* **Given request**: From the records below, pull each line that has "name".
## Begin Recorded information
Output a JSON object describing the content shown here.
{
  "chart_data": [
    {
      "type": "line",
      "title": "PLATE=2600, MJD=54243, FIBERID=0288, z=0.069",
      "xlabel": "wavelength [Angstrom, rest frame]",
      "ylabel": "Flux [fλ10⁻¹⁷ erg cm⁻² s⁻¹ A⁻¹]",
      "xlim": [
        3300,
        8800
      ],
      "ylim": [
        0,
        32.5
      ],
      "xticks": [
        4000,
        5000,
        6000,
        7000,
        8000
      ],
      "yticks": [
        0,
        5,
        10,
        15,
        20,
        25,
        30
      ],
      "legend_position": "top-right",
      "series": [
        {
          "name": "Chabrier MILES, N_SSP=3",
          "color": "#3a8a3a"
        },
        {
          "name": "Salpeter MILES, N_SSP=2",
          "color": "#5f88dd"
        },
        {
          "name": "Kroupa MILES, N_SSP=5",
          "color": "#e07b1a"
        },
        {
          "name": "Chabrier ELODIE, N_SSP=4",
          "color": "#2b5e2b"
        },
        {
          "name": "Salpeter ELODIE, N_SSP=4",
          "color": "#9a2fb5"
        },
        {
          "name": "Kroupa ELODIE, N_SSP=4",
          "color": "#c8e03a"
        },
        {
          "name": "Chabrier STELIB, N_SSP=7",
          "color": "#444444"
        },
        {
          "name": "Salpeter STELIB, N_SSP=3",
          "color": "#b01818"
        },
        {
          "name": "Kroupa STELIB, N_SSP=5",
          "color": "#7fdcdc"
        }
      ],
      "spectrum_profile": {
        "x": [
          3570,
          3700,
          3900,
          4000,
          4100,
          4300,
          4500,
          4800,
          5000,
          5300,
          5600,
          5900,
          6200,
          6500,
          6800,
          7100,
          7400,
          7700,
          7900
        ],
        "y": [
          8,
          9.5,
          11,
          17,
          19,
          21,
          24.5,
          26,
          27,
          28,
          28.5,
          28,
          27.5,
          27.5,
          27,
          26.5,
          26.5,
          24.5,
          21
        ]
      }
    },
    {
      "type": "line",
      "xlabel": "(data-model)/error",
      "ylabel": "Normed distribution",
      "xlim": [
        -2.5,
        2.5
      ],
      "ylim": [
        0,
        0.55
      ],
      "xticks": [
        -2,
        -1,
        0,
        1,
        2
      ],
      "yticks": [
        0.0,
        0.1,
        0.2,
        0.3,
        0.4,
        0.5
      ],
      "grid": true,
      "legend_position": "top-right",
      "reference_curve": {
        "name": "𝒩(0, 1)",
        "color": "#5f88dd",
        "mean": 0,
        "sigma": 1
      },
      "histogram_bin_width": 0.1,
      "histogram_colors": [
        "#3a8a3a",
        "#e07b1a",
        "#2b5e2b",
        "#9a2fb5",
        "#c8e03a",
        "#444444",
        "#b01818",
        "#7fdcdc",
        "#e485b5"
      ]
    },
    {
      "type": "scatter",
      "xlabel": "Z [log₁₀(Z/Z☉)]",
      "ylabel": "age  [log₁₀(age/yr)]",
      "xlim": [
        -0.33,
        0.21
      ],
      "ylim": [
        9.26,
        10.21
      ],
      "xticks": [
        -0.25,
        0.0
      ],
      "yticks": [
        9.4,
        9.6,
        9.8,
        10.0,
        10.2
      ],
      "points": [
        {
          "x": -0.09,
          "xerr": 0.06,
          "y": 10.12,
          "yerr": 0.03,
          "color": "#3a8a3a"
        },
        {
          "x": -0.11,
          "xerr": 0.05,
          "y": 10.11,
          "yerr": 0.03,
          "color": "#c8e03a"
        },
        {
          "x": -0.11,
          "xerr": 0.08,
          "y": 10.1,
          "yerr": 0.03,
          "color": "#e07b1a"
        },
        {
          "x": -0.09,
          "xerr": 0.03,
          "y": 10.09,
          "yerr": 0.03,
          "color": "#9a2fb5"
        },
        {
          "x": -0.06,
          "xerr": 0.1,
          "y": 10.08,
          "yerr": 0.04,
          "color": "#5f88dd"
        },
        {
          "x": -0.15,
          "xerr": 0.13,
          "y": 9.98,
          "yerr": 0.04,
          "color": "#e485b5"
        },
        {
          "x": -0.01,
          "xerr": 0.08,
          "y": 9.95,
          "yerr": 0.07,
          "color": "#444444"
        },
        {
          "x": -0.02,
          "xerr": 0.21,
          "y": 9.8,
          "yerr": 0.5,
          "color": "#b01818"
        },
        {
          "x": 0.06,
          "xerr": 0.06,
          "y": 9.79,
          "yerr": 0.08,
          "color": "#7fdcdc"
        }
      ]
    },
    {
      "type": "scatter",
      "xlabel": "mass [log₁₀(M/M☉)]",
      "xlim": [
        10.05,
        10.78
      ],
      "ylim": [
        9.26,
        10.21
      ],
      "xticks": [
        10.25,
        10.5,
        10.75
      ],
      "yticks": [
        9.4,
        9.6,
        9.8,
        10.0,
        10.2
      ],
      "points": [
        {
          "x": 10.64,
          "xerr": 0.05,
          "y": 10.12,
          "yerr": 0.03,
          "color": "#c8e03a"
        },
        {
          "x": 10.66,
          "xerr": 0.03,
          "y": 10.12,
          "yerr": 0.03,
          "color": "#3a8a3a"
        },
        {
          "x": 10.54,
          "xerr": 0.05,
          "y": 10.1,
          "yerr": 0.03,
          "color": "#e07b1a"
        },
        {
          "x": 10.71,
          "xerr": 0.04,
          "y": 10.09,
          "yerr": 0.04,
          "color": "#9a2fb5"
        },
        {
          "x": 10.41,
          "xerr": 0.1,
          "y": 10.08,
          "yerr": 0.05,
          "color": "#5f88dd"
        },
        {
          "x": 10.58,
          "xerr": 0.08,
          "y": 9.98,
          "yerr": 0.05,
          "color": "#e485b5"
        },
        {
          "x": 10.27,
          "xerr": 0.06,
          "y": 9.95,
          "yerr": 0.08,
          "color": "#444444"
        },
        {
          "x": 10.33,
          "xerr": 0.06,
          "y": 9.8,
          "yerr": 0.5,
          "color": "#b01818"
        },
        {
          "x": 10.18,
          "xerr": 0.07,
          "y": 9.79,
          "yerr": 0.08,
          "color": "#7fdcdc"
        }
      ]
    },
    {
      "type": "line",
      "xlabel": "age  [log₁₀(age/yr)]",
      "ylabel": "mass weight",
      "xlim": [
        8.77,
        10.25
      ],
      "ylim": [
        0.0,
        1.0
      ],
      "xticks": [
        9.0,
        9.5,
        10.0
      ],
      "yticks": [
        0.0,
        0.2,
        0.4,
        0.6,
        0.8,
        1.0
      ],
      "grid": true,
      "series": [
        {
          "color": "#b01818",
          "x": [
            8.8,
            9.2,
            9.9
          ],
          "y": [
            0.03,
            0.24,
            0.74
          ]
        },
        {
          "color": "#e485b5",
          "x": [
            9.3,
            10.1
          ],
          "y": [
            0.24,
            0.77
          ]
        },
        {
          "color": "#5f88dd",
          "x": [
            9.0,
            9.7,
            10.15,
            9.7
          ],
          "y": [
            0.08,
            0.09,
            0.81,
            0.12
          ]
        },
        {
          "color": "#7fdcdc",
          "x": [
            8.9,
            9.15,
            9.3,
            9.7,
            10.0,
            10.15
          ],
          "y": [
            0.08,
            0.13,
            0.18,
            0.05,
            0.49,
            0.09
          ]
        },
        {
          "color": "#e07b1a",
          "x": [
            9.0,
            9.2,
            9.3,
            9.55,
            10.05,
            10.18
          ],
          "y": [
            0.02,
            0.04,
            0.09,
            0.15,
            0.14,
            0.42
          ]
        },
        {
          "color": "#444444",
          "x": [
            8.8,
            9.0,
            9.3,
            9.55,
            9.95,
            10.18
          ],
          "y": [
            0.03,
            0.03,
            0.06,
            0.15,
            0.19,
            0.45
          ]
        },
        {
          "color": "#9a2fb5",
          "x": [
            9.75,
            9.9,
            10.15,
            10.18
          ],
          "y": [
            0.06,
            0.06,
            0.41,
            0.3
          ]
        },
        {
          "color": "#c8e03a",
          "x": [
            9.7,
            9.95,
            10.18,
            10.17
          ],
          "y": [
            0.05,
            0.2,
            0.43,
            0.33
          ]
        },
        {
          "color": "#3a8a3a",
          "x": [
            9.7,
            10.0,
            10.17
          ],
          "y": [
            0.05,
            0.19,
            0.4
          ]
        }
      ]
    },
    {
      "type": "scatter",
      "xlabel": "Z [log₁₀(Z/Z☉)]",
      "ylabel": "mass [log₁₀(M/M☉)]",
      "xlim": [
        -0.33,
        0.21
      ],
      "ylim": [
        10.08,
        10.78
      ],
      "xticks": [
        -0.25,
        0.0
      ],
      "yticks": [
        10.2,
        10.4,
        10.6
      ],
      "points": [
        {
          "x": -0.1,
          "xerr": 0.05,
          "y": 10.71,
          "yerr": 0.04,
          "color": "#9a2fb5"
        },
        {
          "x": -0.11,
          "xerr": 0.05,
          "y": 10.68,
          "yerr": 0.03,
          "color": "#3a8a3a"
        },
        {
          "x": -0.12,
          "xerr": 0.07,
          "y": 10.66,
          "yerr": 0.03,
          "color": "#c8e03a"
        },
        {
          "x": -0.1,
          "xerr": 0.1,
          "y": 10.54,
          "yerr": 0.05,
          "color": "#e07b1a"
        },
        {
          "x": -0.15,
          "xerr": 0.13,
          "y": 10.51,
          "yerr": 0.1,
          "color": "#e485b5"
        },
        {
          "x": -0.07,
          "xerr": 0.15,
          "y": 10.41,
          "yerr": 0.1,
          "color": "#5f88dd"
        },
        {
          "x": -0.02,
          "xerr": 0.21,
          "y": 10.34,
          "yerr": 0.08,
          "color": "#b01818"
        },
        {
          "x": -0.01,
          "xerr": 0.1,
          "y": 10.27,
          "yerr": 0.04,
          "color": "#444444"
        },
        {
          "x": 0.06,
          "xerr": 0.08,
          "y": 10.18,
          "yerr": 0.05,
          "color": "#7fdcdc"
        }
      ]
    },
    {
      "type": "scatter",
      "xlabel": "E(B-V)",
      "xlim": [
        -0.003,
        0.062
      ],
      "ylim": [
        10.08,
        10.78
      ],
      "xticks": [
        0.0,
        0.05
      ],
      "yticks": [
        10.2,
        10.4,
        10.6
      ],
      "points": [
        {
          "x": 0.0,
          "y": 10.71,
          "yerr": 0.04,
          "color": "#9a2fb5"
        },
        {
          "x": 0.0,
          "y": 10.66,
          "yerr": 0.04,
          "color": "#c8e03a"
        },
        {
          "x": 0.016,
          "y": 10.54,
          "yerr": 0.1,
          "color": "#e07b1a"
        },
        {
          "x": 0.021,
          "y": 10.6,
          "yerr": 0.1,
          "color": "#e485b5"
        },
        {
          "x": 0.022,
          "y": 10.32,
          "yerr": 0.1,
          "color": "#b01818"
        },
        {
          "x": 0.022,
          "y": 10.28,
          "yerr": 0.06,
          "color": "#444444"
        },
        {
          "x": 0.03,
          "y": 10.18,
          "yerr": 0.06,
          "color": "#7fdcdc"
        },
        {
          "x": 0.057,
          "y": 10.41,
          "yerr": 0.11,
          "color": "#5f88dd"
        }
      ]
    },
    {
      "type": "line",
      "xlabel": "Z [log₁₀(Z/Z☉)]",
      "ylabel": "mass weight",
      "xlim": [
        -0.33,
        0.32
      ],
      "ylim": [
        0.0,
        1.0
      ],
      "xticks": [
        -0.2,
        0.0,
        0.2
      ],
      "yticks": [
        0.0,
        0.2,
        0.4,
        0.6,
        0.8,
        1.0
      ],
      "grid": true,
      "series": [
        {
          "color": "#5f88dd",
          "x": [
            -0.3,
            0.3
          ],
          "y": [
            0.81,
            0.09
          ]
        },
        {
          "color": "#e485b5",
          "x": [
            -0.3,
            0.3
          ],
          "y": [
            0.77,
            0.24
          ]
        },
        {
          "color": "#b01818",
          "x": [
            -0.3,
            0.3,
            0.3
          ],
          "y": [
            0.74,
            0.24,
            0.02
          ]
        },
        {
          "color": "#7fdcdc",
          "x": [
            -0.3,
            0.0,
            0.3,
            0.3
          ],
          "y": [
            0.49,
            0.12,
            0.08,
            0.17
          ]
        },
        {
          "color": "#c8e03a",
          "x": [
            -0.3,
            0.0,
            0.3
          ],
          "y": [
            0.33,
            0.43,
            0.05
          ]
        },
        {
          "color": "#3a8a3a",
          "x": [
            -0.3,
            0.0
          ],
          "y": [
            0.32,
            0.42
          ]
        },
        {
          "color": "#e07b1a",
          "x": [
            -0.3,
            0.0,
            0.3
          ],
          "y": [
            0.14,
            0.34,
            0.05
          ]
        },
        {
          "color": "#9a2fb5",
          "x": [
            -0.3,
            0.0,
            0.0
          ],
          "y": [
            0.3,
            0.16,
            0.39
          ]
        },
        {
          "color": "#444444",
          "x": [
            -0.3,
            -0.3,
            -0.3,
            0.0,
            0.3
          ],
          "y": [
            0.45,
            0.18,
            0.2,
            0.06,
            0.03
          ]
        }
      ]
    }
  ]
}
## End Recorded information
* **Task answer**:
          "name": "Chabrier MILES, N_SSP=3",
          "name": "Salpeter MILES, N_SSP=2",
          "name": "Kroupa MILES, N_SSP=5",
          "name": "Chabrier ELODIE, N_SSP=4",
          "name": "Salpeter ELODIE, N_SSP=4",
          "name": "Kroupa ELODIE, N_SSP=4",
          "name": "Chabrier STELIB, N_SSP=7",
          "name": "Salpeter STELIB, N_SSP=3",
          "name": "Kroupa STELIB, N_SSP=5",
        "name": "𝒩(0, 1)",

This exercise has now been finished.